-- Input records --
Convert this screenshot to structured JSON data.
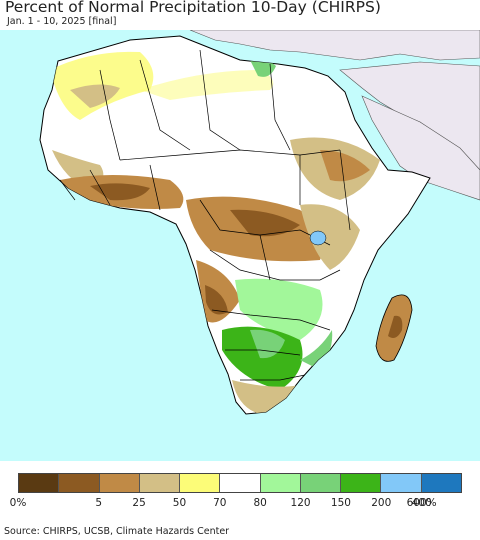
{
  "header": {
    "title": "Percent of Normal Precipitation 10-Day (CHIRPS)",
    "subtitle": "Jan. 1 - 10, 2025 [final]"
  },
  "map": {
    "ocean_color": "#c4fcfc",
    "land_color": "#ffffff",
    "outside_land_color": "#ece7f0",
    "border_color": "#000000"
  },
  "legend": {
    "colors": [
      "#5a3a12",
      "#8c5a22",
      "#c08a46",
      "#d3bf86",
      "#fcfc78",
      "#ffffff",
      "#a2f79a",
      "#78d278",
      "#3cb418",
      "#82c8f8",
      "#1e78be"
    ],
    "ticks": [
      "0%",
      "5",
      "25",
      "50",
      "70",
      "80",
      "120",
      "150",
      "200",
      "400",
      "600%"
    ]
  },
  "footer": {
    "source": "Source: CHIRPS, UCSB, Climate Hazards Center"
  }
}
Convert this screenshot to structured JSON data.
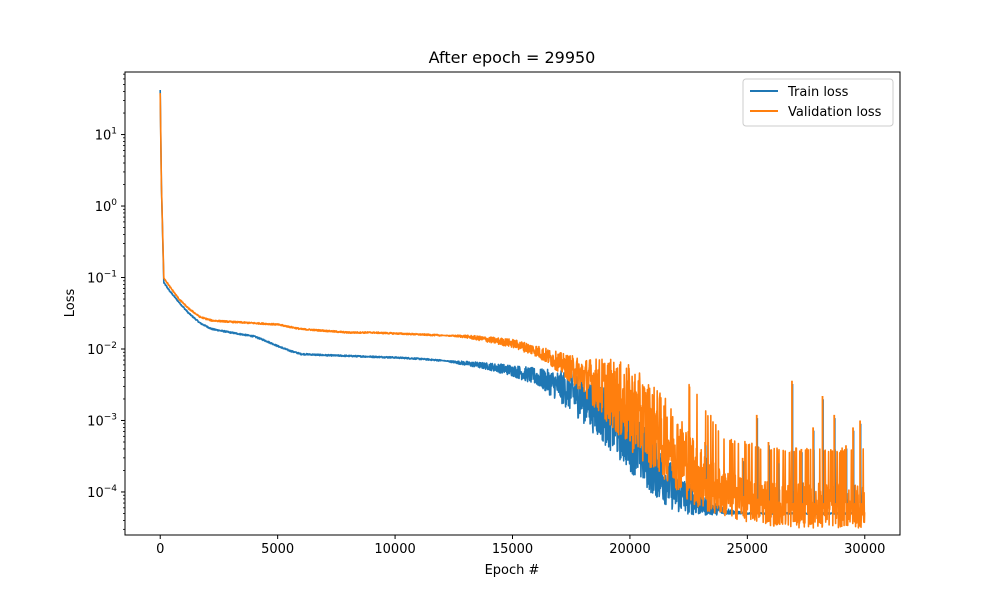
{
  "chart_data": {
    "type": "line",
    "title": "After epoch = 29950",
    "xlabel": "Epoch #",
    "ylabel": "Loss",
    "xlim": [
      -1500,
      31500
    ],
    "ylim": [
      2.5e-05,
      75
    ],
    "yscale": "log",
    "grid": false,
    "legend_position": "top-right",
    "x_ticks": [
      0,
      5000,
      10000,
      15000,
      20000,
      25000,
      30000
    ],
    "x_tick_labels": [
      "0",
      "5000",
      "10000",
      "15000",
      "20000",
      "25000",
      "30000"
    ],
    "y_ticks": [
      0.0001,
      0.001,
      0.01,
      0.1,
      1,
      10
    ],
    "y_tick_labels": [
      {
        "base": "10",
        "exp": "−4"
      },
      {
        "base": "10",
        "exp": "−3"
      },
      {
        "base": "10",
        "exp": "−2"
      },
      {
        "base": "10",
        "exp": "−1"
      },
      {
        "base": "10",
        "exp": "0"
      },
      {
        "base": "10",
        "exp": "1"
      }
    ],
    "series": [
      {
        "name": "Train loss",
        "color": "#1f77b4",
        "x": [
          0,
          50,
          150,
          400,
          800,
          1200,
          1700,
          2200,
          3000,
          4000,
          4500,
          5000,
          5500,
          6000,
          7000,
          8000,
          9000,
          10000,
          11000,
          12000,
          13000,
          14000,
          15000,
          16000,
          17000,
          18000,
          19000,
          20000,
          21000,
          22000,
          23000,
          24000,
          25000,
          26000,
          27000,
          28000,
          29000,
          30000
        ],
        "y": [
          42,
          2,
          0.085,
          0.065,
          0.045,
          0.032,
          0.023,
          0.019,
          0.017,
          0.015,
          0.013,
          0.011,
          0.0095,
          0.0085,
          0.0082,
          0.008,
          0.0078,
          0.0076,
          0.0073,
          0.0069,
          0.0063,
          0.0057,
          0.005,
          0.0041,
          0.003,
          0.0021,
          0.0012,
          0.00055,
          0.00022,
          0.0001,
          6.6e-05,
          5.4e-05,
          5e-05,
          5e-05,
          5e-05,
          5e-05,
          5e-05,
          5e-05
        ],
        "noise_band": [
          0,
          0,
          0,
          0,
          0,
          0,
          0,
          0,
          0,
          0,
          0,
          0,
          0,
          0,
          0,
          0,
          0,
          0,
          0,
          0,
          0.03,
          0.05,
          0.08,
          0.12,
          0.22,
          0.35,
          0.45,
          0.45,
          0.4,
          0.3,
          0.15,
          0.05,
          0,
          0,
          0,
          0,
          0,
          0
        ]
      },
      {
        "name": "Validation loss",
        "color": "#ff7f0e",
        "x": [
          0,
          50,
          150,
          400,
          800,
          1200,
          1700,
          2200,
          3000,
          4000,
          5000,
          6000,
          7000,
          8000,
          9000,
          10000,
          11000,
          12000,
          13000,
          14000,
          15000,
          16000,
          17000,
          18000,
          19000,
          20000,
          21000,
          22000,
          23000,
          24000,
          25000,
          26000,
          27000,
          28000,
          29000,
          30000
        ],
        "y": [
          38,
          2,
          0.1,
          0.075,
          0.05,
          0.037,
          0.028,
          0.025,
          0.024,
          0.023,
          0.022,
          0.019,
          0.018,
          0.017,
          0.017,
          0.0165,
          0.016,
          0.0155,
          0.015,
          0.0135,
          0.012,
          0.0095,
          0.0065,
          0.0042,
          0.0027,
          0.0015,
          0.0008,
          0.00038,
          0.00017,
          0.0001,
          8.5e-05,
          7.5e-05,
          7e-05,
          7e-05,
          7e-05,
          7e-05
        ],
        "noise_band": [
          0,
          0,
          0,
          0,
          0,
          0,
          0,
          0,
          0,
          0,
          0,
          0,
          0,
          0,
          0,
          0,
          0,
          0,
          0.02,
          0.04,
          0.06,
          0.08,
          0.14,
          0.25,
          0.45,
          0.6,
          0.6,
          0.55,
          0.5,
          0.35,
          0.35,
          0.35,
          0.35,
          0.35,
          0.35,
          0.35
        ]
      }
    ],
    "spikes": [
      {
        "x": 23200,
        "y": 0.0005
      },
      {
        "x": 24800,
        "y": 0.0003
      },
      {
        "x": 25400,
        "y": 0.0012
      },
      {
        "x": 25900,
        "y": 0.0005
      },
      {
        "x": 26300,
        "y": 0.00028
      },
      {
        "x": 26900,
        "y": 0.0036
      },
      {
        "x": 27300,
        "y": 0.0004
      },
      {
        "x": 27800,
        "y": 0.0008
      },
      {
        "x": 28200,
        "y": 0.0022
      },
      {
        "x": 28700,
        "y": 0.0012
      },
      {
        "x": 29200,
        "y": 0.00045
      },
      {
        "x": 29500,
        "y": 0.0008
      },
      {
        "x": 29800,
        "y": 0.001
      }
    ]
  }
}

-- Given request --
Copy all the lines above that hold the string "name".

-- Exercise output --
        "name": "Train loss",
        "name": "Validation loss",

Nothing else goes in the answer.